-- Start Given entries --

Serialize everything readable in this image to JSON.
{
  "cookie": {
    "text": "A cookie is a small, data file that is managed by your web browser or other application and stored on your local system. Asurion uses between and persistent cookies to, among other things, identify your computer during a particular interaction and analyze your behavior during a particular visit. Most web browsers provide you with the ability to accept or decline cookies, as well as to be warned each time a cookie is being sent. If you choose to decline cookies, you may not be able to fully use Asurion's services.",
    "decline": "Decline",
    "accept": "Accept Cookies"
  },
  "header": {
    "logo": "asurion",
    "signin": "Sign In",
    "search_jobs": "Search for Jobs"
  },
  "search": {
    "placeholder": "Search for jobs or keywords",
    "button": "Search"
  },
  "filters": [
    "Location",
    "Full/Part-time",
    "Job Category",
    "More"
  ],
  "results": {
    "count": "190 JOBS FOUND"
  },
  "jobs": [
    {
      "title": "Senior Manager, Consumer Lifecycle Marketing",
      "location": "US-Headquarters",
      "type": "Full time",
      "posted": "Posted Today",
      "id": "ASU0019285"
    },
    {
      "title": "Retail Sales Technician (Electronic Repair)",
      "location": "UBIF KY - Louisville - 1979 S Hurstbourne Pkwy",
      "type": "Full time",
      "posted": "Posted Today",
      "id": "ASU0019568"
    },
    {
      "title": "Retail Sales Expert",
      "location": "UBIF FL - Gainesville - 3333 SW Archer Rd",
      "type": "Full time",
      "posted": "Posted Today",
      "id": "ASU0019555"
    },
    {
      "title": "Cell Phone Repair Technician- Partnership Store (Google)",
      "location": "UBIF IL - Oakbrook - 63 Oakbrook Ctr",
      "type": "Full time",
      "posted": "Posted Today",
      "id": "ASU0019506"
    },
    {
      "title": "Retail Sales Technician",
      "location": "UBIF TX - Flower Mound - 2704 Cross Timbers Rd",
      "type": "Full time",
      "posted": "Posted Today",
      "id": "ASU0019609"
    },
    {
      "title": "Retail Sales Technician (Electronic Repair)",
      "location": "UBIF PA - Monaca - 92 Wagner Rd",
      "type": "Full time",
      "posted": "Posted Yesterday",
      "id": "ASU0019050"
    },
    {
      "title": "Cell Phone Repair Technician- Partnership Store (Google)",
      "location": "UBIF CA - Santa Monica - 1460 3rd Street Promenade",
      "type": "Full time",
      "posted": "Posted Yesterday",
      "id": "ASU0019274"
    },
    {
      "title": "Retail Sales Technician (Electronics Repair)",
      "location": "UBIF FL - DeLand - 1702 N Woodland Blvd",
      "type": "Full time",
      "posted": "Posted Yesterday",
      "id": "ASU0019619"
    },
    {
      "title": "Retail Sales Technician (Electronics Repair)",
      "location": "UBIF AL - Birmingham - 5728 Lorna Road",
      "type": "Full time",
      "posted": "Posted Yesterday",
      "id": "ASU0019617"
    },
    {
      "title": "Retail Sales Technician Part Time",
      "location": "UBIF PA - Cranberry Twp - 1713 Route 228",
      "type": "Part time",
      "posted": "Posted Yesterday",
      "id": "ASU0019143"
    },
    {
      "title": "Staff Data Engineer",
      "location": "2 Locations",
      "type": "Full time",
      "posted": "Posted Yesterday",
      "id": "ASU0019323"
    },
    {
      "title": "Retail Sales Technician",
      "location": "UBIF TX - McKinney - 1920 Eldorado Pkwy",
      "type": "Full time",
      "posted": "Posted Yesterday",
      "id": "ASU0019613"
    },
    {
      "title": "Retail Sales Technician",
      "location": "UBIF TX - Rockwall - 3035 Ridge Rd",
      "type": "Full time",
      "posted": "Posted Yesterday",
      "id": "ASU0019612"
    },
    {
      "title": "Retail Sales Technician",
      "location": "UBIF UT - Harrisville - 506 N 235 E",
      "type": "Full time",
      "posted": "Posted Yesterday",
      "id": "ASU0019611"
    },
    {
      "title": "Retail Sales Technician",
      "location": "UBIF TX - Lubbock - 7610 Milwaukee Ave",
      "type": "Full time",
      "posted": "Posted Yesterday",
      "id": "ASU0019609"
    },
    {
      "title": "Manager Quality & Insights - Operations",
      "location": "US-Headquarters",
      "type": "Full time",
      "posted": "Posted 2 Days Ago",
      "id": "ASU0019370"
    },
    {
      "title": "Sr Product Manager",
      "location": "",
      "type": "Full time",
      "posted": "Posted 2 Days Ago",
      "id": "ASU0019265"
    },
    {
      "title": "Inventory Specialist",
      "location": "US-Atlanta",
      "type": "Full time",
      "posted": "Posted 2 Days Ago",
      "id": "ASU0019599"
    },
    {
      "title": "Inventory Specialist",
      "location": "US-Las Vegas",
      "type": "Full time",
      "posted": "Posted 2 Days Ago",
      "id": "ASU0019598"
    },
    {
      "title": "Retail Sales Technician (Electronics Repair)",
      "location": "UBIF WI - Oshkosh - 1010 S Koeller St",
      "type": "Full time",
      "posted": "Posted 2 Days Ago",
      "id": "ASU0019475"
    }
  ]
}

-- End Given entries --

**What to work on:** Extract every record. Keep wording exact.

**Output below:**
Serialize everything readable in this image to JSON.
{
  "cookie": {
    "text": "A cookie is a small, data file that is managed by your web browser or other application and stored on your local system. Asurion uses between and persistent cookies to, among other things, identify your computer during a particular interaction and analyze your behavior during a particular visit. Most web browsers provide you with the ability to accept or decline cookies, as well as to be warned each time a cookie is being sent. If you choose to decline cookies, you may not be able to fully use Asurion's services.",
    "decline": "Decline",
    "accept": "Accept Cookies"
  },
  "header": {
    "logo": "asurion",
    "signin": "Sign In",
    "search_jobs": "Search for Jobs"
  },
  "search": {
    "placeholder": "Search for jobs or keywords",
    "button": "Search"
  },
  "filters": [
    "Location",
    "Full/Part-time",
    "Job Category",
    "More"
  ],
  "results": {
    "count": "190 JOBS FOUND"
  },
  "jobs": [
    {
      "title": "Senior Manager, Consumer Lifecycle Marketing",
      "location": "US-Headquarters",
      "type": "Full time",
      "posted": "Posted Today",
      "id": "ASU0019285"
    },
    {
      "title": "Retail Sales Technician (Electronic Repair)",
      "location": "UBIF KY - Louisville - 1979 S Hurstbourne Pkwy",
      "type": "Full time",
      "posted": "Posted Today",
      "id": "ASU0019568"
    },
    {
      "title": "Retail Sales Expert",
      "location": "UBIF FL - Gainesville - 3333 SW Archer Rd",
      "type": "Full time",
      "posted": "Posted Today",
      "id": "ASU0019555"
    },
    {
      "title": "Cell Phone Repair Technician- Partnership Store (Google)",
      "location": "UBIF IL - Oakbrook - 63 Oakbrook Ctr",
      "type": "Full time",
      "posted": "Posted Today",
      "id": "ASU0019506"
    },
    {
      "title": "Retail Sales Technician",
      "location": "UBIF TX - Flower Mound - 2704 Cross Timbers Rd",
      "type": "Full time",
      "posted": "Posted Today",
      "id": "ASU0019609"
    },
    {
      "title": "Retail Sales Technician (Electronic Repair)",
      "location": "UBIF PA - Monaca - 92 Wagner Rd",
      "type": "Full time",
      "posted": "Posted Yesterday",
      "id": "ASU0019050"
    },
    {
      "title": "Cell Phone Repair Technician- Partnership Store (Google)",
      "location": "UBIF CA - Santa Monica - 1460 3rd Street Promenade",
      "type": "Full time",
      "posted": "Posted Yesterday",
      "id": "ASU0019274"
    },
    {
      "title": "Retail Sales Technician (Electronics Repair)",
      "location": "UBIF FL - DeLand - 1702 N Woodland Blvd",
      "type": "Full time",
      "posted": "Posted Yesterday",
      "id": "ASU0019619"
    },
    {
      "title": "Retail Sales Technician (Electronics Repair)",
      "location": "UBIF AL - Birmingham - 5728 Lorna Road",
      "type": "Full time",
      "posted": "Posted Yesterday",
      "id": "ASU0019617"
    },
    {
      "title": "Retail Sales Technician Part Time",
      "location": "UBIF PA - Cranberry Twp - 1713 Route 228",
      "type": "Part time",
      "posted": "Posted Yesterday",
      "id": "ASU0019143"
    },
    {
      "title": "Staff Data Engineer",
      "location": "2 Locations",
      "type": "Full time",
      "posted": "Posted Yesterday",
      "id": "ASU0019323"
    },
    {
      "title": "Retail Sales Technician",
      "location": "UBIF TX - McKinney - 1920 Eldorado Pkwy",
      "type": "Full time",
      "posted": "Posted Yesterday",
      "id": "ASU0019613"
    },
    {
      "title": "Retail Sales Technician",
      "location": "UBIF TX - Rockwall - 3035 Ridge Rd",
      "type": "Full time",
      "posted": "Posted Yesterday",
      "id": "ASU0019612"
    },
    {
      "title": "Retail Sales Technician",
      "location": "UBIF UT - Harrisville - 506 N 235 E",
      "type": "Full time",
      "posted": "Posted Yesterday",
      "id": "ASU0019611"
    },
    {
      "title": "Retail Sales Technician",
      "location": "UBIF TX - Lubbock - 7610 Milwaukee Ave",
      "type": "Full time",
      "posted": "Posted Yesterday",
      "id": "ASU0019609"
    },
    {
      "title": "Manager Quality & Insights - Operations",
      "location": "US-Headquarters",
      "type": "Full time",
      "posted": "Posted 2 Days Ago",
      "id": "ASU0019370"
    },
    {
      "title": "Sr Product Manager",
      "location": "",
      "type": "Full time",
      "posted": "Posted 2 Days Ago",
      "id": "ASU0019265"
    },
    {
      "title": "Inventory Specialist",
      "location": "US-Atlanta",
      "type": "Full time",
      "posted": "Posted 2 Days Ago",
      "id": "ASU0019599"
    },
    {
      "title": "Inventory Specialist",
      "location": "US-Las Vegas",
      "type": "Full time",
      "posted": "Posted 2 Days Ago",
      "id": "ASU0019598"
    },
    {
      "title": "Retail Sales Technician (Electronics Repair)",
      "location": "UBIF WI - Oshkosh - 1010 S Koeller St",
      "type": "Full time",
      "posted": "Posted 2 Days Ago",
      "id": "ASU0019475"
    }
  ]
}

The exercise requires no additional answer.